## Stated goal
Repeat every line of the data below word for word, without changing anything.

======== Record list ========

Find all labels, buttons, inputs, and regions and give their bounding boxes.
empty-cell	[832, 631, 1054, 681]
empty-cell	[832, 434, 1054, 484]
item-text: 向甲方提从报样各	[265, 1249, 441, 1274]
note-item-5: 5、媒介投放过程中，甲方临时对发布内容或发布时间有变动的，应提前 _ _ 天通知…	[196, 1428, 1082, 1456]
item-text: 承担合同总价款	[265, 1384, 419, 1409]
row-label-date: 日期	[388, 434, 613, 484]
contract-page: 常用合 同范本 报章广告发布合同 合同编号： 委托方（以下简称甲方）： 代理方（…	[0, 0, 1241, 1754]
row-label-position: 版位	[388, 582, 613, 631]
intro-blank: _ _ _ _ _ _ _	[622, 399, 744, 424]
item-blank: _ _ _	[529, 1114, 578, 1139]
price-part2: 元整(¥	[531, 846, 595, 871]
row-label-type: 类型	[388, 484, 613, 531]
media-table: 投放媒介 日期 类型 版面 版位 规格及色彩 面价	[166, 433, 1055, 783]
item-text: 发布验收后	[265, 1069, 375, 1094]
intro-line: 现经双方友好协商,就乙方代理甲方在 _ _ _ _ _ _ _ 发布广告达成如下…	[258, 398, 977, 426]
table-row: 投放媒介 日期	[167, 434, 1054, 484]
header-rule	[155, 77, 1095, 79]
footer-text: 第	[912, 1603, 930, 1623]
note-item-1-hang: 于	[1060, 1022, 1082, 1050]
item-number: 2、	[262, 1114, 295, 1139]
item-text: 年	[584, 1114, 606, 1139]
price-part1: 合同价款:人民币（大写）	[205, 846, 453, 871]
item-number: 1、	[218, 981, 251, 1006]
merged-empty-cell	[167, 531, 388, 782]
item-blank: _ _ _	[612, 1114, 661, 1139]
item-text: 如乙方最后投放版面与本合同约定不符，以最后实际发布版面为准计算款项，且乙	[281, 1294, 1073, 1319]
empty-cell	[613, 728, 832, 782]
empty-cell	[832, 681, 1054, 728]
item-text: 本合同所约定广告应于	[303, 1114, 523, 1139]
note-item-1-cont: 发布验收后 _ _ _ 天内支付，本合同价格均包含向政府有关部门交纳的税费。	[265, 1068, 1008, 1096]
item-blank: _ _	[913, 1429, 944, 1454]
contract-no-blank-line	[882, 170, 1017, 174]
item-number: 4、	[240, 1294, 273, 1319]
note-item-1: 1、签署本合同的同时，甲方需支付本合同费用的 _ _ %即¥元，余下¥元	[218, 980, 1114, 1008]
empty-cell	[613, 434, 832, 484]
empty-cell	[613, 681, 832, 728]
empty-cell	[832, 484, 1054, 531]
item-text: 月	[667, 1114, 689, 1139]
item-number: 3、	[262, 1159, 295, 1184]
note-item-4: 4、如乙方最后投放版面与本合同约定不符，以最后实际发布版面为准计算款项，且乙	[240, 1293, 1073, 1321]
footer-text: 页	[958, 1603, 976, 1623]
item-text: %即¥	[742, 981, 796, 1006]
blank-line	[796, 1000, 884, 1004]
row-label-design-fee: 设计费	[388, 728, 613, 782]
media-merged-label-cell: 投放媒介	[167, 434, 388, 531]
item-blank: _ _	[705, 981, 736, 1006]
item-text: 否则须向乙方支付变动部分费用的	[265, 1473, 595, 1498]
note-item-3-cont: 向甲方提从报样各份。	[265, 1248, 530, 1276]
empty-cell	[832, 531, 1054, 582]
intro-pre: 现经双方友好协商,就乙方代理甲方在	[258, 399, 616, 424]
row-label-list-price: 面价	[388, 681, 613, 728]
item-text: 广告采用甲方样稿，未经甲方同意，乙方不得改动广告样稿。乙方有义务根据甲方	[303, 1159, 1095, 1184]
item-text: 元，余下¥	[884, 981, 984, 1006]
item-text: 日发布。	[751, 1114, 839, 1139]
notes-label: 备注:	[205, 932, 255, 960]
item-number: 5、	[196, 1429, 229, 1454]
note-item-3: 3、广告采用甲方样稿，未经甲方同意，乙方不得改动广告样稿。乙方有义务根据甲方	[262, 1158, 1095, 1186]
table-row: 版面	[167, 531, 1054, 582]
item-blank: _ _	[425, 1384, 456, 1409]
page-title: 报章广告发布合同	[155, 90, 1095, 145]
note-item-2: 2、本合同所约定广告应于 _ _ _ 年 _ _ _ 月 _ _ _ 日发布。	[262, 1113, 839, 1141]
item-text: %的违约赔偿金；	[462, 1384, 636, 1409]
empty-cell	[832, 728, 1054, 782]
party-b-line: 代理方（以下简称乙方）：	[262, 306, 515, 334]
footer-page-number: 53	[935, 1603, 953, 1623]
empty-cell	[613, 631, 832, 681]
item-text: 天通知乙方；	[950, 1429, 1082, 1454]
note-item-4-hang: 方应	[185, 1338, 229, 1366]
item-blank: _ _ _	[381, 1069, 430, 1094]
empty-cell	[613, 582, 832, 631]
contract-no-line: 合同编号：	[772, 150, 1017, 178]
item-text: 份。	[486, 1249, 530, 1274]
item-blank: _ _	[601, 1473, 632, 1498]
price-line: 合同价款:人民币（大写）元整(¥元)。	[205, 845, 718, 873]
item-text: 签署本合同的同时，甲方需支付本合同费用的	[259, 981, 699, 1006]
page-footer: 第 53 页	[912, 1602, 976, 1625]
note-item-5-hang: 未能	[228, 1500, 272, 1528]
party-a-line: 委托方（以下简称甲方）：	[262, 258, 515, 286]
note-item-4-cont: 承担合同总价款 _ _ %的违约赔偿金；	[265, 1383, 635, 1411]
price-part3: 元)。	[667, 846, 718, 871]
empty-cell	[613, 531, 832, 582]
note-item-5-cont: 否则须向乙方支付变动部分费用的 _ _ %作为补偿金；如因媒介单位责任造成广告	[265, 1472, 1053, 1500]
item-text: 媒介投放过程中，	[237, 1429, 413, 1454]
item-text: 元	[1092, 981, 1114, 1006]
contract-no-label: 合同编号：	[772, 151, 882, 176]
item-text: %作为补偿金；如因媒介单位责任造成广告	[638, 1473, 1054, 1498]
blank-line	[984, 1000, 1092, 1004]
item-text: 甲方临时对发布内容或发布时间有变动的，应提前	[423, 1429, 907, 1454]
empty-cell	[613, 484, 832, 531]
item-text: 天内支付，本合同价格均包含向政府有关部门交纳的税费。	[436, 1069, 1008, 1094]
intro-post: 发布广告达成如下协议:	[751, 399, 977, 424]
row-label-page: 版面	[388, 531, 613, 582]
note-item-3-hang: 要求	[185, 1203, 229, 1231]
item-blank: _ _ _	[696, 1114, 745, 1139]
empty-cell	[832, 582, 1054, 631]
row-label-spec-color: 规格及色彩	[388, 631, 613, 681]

========

## Full answer
Find all labels, buttons, inputs, and regions and give their bounding boxes.
empty-cell	[832, 631, 1054, 681]
empty-cell	[832, 434, 1054, 484]
item-text: 向甲方提从报样各	[265, 1249, 441, 1274]
note-item-5: 5、媒介投放过程中，甲方临时对发布内容或发布时间有变动的，应提前 _ _ 天通知…	[196, 1428, 1082, 1456]
item-text: 承担合同总价款	[265, 1384, 419, 1409]
row-label-date: 日期	[388, 434, 613, 484]
contract-page: 常用合 同范本 报章广告发布合同 合同编号： 委托方（以下简称甲方）： 代理方（…	[0, 0, 1241, 1754]
row-label-position: 版位	[388, 582, 613, 631]
intro-blank: _ _ _ _ _ _ _	[622, 399, 744, 424]
item-blank: _ _ _	[529, 1114, 578, 1139]
price-part2: 元整(¥	[531, 846, 595, 871]
row-label-type: 类型	[388, 484, 613, 531]
media-table: 投放媒介 日期 类型 版面 版位 规格及色彩 面价	[166, 433, 1055, 783]
item-text: 发布验收后	[265, 1069, 375, 1094]
intro-line: 现经双方友好协商,就乙方代理甲方在 _ _ _ _ _ _ _ 发布广告达成如下…	[258, 398, 977, 426]
table-row: 投放媒介 日期	[167, 434, 1054, 484]
header-rule	[155, 77, 1095, 79]
footer-text: 第	[912, 1603, 930, 1623]
note-item-1-hang: 于	[1060, 1022, 1082, 1050]
item-number: 2、	[262, 1114, 295, 1139]
item-text: 年	[584, 1114, 606, 1139]
price-part1: 合同价款:人民币（大写）	[205, 846, 453, 871]
item-number: 1、	[218, 981, 251, 1006]
merged-empty-cell	[167, 531, 388, 782]
item-blank: _ _ _	[612, 1114, 661, 1139]
item-text: 如乙方最后投放版面与本合同约定不符，以最后实际发布版面为准计算款项，且乙	[281, 1294, 1073, 1319]
empty-cell	[613, 728, 832, 782]
empty-cell	[832, 681, 1054, 728]
item-text: 本合同所约定广告应于	[303, 1114, 523, 1139]
note-item-1-cont: 发布验收后 _ _ _ 天内支付，本合同价格均包含向政府有关部门交纳的税费。	[265, 1068, 1008, 1096]
item-blank: _ _	[913, 1429, 944, 1454]
contract-no-blank-line	[882, 170, 1017, 174]
item-number: 4、	[240, 1294, 273, 1319]
note-item-1: 1、签署本合同的同时，甲方需支付本合同费用的 _ _ %即¥元，余下¥元	[218, 980, 1114, 1008]
empty-cell	[613, 434, 832, 484]
empty-cell	[613, 681, 832, 728]
empty-cell	[832, 484, 1054, 531]
item-text: 月	[667, 1114, 689, 1139]
item-number: 3、	[262, 1159, 295, 1184]
note-item-4: 4、如乙方最后投放版面与本合同约定不符，以最后实际发布版面为准计算款项，且乙	[240, 1293, 1073, 1321]
footer-text: 页	[958, 1603, 976, 1623]
item-text: %即¥	[742, 981, 796, 1006]
blank-line	[796, 1000, 884, 1004]
row-label-design-fee: 设计费	[388, 728, 613, 782]
media-merged-label-cell: 投放媒介	[167, 434, 388, 531]
item-blank: _ _	[705, 981, 736, 1006]
item-text: 否则须向乙方支付变动部分费用的	[265, 1473, 595, 1498]
note-item-3-cont: 向甲方提从报样各份。	[265, 1248, 530, 1276]
empty-cell	[832, 531, 1054, 582]
intro-pre: 现经双方友好协商,就乙方代理甲方在	[258, 399, 616, 424]
row-label-list-price: 面价	[388, 681, 613, 728]
item-text: 广告采用甲方样稿，未经甲方同意，乙方不得改动广告样稿。乙方有义务根据甲方	[303, 1159, 1095, 1184]
item-text: 元，余下¥	[884, 981, 984, 1006]
item-text: 日发布。	[751, 1114, 839, 1139]
notes-label: 备注:	[205, 932, 255, 960]
item-number: 5、	[196, 1429, 229, 1454]
note-item-3: 3、广告采用甲方样稿，未经甲方同意，乙方不得改动广告样稿。乙方有义务根据甲方	[262, 1158, 1095, 1186]
table-row: 版面	[167, 531, 1054, 582]
item-blank: _ _	[425, 1384, 456, 1409]
page-title: 报章广告发布合同	[155, 90, 1095, 145]
note-item-2: 2、本合同所约定广告应于 _ _ _ 年 _ _ _ 月 _ _ _ 日发布。	[262, 1113, 839, 1141]
item-text: %的违约赔偿金；	[462, 1384, 636, 1409]
empty-cell	[832, 728, 1054, 782]
party-b-line: 代理方（以下简称乙方）：	[262, 306, 515, 334]
footer-page-number: 53	[935, 1603, 953, 1623]
empty-cell	[613, 631, 832, 681]
item-text: 天通知乙方；	[950, 1429, 1082, 1454]
note-item-4-hang: 方应	[185, 1338, 229, 1366]
item-blank: _ _ _	[381, 1069, 430, 1094]
empty-cell	[613, 582, 832, 631]
contract-no-line: 合同编号：	[772, 150, 1017, 178]
item-text: 份。	[486, 1249, 530, 1274]
item-blank: _ _	[601, 1473, 632, 1498]
price-line: 合同价款:人民币（大写）元整(¥元)。	[205, 845, 718, 873]
item-text: 签署本合同的同时，甲方需支付本合同费用的	[259, 981, 699, 1006]
page-footer: 第 53 页	[912, 1602, 976, 1625]
note-item-5-hang: 未能	[228, 1500, 272, 1528]
party-a-line: 委托方（以下简称甲方）：	[262, 258, 515, 286]
note-item-4-cont: 承担合同总价款 _ _ %的违约赔偿金；	[265, 1383, 635, 1411]
price-part3: 元)。	[667, 846, 718, 871]
empty-cell	[613, 531, 832, 582]
note-item-5-cont: 否则须向乙方支付变动部分费用的 _ _ %作为补偿金；如因媒介单位责任造成广告	[265, 1472, 1053, 1500]
item-text: 媒介投放过程中，	[237, 1429, 413, 1454]
item-text: 元	[1092, 981, 1114, 1006]
contract-no-label: 合同编号：	[772, 151, 882, 176]
item-text: %作为补偿金；如因媒介单位责任造成广告	[638, 1473, 1054, 1498]
blank-line	[984, 1000, 1092, 1004]
item-text: 甲方临时对发布内容或发布时间有变动的，应提前	[423, 1429, 907, 1454]
empty-cell	[613, 484, 832, 531]
item-text: 天内支付，本合同价格均包含向政府有关部门交纳的税费。	[436, 1069, 1008, 1094]
intro-post: 发布广告达成如下协议:	[751, 399, 977, 424]
row-label-page: 版面	[388, 531, 613, 582]
note-item-3-hang: 要求	[185, 1203, 229, 1231]
item-blank: _ _ _	[696, 1114, 745, 1139]
empty-cell	[832, 582, 1054, 631]
row-label-spec-color: 规格及色彩	[388, 631, 613, 681]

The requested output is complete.